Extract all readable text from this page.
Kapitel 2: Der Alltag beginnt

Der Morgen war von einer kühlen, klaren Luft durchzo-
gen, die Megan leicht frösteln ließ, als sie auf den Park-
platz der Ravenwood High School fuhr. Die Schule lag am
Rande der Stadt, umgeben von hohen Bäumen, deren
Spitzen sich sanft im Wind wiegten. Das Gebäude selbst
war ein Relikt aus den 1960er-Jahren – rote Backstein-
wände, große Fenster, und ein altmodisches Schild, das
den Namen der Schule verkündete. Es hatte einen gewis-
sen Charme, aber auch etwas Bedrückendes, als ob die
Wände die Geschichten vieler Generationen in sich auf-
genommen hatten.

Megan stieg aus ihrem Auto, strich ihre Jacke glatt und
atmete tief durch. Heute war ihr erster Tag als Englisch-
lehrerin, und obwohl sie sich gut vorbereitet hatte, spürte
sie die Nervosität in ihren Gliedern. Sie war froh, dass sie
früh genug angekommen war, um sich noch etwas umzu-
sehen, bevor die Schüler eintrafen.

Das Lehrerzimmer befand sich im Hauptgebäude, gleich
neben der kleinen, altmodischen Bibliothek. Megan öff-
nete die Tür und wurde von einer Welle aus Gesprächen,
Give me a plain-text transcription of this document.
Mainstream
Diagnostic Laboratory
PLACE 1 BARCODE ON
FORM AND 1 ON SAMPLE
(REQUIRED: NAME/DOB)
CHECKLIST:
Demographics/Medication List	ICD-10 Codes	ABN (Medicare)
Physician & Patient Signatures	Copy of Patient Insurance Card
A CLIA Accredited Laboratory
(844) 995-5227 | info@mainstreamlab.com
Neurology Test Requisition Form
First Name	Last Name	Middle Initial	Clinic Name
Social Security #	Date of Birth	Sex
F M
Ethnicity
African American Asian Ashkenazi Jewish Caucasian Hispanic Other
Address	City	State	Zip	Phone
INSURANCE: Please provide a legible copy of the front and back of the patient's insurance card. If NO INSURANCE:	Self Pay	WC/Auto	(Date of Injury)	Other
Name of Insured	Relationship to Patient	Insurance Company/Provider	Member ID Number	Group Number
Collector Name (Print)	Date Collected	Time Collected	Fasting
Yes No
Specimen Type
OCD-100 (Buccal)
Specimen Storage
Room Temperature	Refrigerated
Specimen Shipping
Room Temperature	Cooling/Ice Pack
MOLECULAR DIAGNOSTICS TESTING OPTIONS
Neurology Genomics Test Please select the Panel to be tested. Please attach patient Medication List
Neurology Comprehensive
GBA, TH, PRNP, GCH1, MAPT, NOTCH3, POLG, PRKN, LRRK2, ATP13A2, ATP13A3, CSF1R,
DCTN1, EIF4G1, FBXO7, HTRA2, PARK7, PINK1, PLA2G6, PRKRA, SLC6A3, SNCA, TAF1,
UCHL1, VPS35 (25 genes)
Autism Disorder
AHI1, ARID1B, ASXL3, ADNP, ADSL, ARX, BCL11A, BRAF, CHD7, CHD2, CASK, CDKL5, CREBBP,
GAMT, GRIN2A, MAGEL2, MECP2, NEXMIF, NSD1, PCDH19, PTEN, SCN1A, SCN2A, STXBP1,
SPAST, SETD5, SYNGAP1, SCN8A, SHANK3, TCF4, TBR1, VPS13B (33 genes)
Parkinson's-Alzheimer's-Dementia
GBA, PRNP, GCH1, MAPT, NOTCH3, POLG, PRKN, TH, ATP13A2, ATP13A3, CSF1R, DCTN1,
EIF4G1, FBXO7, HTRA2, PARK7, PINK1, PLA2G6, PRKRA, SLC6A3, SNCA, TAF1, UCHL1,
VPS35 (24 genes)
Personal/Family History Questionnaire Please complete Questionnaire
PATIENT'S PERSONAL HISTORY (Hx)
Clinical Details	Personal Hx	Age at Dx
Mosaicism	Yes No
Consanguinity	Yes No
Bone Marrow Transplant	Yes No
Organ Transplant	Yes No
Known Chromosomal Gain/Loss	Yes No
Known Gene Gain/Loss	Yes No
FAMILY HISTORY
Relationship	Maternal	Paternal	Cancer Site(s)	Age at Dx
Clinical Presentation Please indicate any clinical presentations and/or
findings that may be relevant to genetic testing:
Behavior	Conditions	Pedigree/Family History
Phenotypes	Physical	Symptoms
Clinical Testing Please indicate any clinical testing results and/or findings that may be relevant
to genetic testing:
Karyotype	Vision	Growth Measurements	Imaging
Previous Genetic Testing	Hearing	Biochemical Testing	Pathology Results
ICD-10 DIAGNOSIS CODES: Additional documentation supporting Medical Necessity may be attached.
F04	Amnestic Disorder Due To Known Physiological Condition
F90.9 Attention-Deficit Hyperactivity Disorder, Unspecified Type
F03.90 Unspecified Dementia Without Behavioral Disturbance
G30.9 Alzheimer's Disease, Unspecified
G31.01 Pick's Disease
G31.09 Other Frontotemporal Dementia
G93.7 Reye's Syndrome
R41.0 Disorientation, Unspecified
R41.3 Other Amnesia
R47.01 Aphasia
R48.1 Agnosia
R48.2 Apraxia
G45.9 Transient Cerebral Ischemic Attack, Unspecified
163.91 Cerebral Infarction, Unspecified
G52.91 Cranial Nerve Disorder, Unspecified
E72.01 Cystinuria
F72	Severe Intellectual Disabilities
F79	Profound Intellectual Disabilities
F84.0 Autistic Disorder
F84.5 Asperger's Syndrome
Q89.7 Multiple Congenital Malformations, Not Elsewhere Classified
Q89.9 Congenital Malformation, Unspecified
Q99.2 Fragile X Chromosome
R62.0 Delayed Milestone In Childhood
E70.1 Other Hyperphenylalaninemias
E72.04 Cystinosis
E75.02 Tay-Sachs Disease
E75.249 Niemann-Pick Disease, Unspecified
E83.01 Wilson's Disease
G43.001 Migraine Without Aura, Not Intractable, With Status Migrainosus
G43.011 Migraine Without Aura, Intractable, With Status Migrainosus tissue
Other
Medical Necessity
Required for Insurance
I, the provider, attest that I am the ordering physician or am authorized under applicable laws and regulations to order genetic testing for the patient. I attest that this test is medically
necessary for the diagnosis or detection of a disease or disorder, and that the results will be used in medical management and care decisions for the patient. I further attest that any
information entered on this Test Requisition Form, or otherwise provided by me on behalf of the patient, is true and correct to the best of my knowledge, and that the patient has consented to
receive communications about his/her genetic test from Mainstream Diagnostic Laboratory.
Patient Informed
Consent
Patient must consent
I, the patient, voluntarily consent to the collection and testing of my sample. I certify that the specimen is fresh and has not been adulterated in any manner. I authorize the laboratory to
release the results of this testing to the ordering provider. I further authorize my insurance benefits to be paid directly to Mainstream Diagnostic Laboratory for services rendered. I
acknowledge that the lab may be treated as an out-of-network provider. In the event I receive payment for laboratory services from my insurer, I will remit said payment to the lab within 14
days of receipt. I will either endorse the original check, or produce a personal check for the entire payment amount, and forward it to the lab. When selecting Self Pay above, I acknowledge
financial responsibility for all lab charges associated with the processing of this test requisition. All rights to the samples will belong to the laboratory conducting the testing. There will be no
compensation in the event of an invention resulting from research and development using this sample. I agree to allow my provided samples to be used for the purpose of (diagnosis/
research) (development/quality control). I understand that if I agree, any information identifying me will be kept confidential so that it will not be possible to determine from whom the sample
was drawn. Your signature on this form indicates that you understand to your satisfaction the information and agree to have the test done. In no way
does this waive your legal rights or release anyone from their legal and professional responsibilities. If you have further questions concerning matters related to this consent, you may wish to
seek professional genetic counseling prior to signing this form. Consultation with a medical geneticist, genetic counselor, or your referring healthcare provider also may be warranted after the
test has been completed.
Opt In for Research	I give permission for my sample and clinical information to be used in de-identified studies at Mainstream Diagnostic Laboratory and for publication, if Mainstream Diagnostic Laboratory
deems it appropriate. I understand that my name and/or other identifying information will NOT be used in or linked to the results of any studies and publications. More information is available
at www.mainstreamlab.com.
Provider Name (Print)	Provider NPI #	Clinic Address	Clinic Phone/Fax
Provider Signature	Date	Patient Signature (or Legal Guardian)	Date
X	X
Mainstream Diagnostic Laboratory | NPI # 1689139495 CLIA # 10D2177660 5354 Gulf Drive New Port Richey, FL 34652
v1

## EXERCISE AIM
Go through the records above and, whenever a line includes the word "einer", copy it.

## YOUR SOLUTION
Der Morgen war von einer kühlen, klaren Luft durchzo-
nete die Tür und wurde von einer Welle aus Gesprächen,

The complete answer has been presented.